> _What to produce_:
Every record should be copied exactly, except that pictures are to be omitted.
= = = = = = =
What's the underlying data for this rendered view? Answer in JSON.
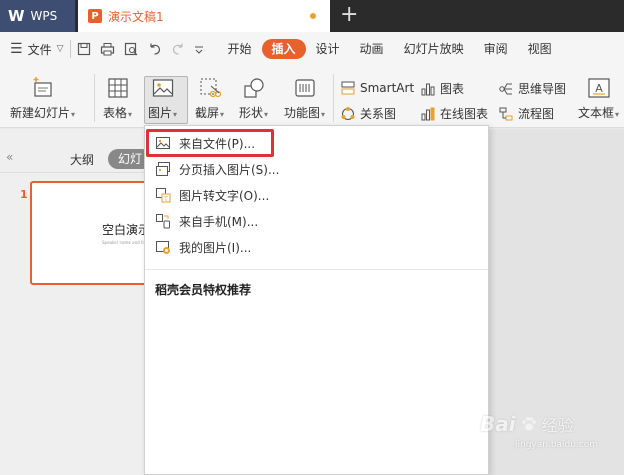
{
  "titlebar": {
    "app_name": "WPS",
    "doc_title": "演示文稿1"
  },
  "menubar": {
    "file_label": "文件",
    "items": [
      "开始",
      "插入",
      "设计",
      "动画",
      "幻灯片放映",
      "审阅",
      "视图"
    ],
    "active": "插入"
  },
  "ribbon": {
    "new_slide": "新建幻灯片",
    "table": "表格",
    "picture": "图片",
    "screenshot": "截屏",
    "shape": "形状",
    "function_chart": "功能图",
    "smartart": "SmartArt",
    "relation": "关系图",
    "chart": "图表",
    "online_chart": "在线图表",
    "mindmap": "思维导图",
    "flowchart": "流程图",
    "textbox": "文本框"
  },
  "leftpane": {
    "collapse_glyph": "«",
    "tab_outline": "大纲",
    "tab_slides": "幻灯",
    "slide_number": "1",
    "thumb_title": "空白演示",
    "thumb_subtitle": "Speaker name and title here"
  },
  "dropdown": {
    "items": [
      "来自文件(P)...",
      "分页插入图片(S)...",
      "图片转文字(O)...",
      "来自手机(M)...",
      "我的图片(I)..."
    ],
    "section_title": "稻壳会员特权推荐"
  },
  "watermark": {
    "brand": "Bai",
    "brand_suffix": "经验",
    "url": "jingyan.baidu.com"
  },
  "colors": {
    "accent": "#e8602c",
    "highlight_border": "#e0303a",
    "wps_tab": "#3e4e73"
  }
}
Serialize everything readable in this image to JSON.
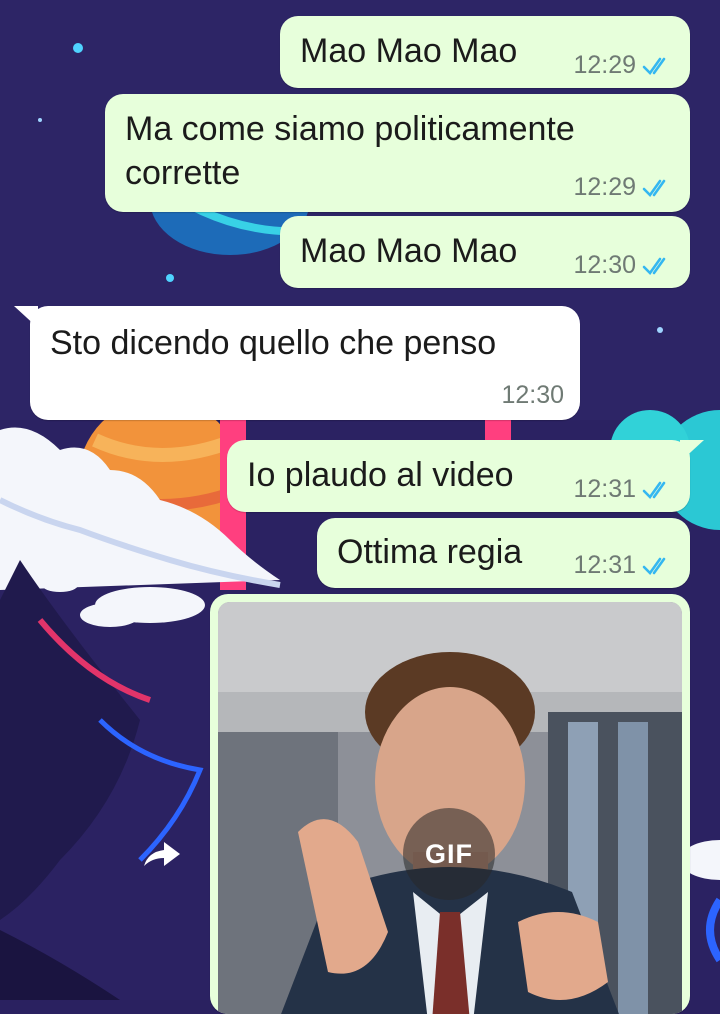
{
  "messages": [
    {
      "id": "m1",
      "direction": "outgoing",
      "text": "Mao Mao Mao",
      "time": "12:29",
      "status": "read"
    },
    {
      "id": "m2",
      "direction": "outgoing",
      "text_lines": [
        "Ma come siamo politicamente",
        "corrette"
      ],
      "time": "12:29",
      "status": "read"
    },
    {
      "id": "m3",
      "direction": "outgoing",
      "text": "Mao Mao Mao",
      "time": "12:30",
      "status": "read"
    },
    {
      "id": "m4",
      "direction": "incoming",
      "text": "Sto dicendo quello che penso",
      "time": "12:30"
    },
    {
      "id": "m5",
      "direction": "outgoing",
      "text": "Io plaudo al video",
      "time": "12:31",
      "status": "read"
    },
    {
      "id": "m6",
      "direction": "outgoing",
      "text": "Ottima regia",
      "time": "12:31",
      "status": "read"
    }
  ],
  "gif": {
    "badge_label": "GIF",
    "icon": "gif-badge"
  },
  "forward": {
    "icon": "forward-arrow-icon"
  },
  "colors": {
    "outgoing_bubble": "#e7ffdb",
    "incoming_bubble": "#ffffff",
    "read_ticks": "#34b7f1",
    "wallpaper_bg": "#2a2160"
  }
}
= = = = = = =
> _Right answer_:
What's the underlying data for this rendered view? Answer in JSON.
{
  "titlebar": {
    "app_name": "WPS",
    "doc_title": "演示文稿1"
  },
  "menubar": {
    "file_label": "文件",
    "items": [
      "开始",
      "插入",
      "设计",
      "动画",
      "幻灯片放映",
      "审阅",
      "视图"
    ],
    "active": "插入"
  },
  "ribbon": {
    "new_slide": "新建幻灯片",
    "table": "表格",
    "picture": "图片",
    "screenshot": "截屏",
    "shape": "形状",
    "function_chart": "功能图",
    "smartart": "SmartArt",
    "relation": "关系图",
    "chart": "图表",
    "online_chart": "在线图表",
    "mindmap": "思维导图",
    "flowchart": "流程图",
    "textbox": "文本框"
  },
  "leftpane": {
    "collapse_glyph": "«",
    "tab_outline": "大纲",
    "tab_slides": "幻灯",
    "slide_number": "1",
    "thumb_title": "空白演示",
    "thumb_subtitle": "Speaker name and title here"
  },
  "dropdown": {
    "items": [
      "来自文件(P)...",
      "分页插入图片(S)...",
      "图片转文字(O)...",
      "来自手机(M)...",
      "我的图片(I)..."
    ],
    "section_title": "稻壳会员特权推荐"
  },
  "watermark": {
    "brand": "Bai",
    "brand_suffix": "经验",
    "url": "jingyan.baidu.com"
  },
  "colors": {
    "accent": "#e8602c",
    "highlight_border": "#e0303a",
    "wps_tab": "#3e4e73"
  }
}
Serialize everything readable in this image to JSON.
{
  "messages": [
    {
      "id": "m1",
      "direction": "outgoing",
      "text": "Mao Mao Mao",
      "time": "12:29",
      "status": "read"
    },
    {
      "id": "m2",
      "direction": "outgoing",
      "text_lines": [
        "Ma come siamo politicamente",
        "corrette"
      ],
      "time": "12:29",
      "status": "read"
    },
    {
      "id": "m3",
      "direction": "outgoing",
      "text": "Mao Mao Mao",
      "time": "12:30",
      "status": "read"
    },
    {
      "id": "m4",
      "direction": "incoming",
      "text": "Sto dicendo quello che penso",
      "time": "12:30"
    },
    {
      "id": "m5",
      "direction": "outgoing",
      "text": "Io plaudo al video",
      "time": "12:31",
      "status": "read"
    },
    {
      "id": "m6",
      "direction": "outgoing",
      "text": "Ottima regia",
      "time": "12:31",
      "status": "read"
    }
  ],
  "gif": {
    "badge_label": "GIF",
    "icon": "gif-badge"
  },
  "forward": {
    "icon": "forward-arrow-icon"
  },
  "colors": {
    "outgoing_bubble": "#e7ffdb",
    "incoming_bubble": "#ffffff",
    "read_ticks": "#34b7f1",
    "wallpaper_bg": "#2a2160"
  }
}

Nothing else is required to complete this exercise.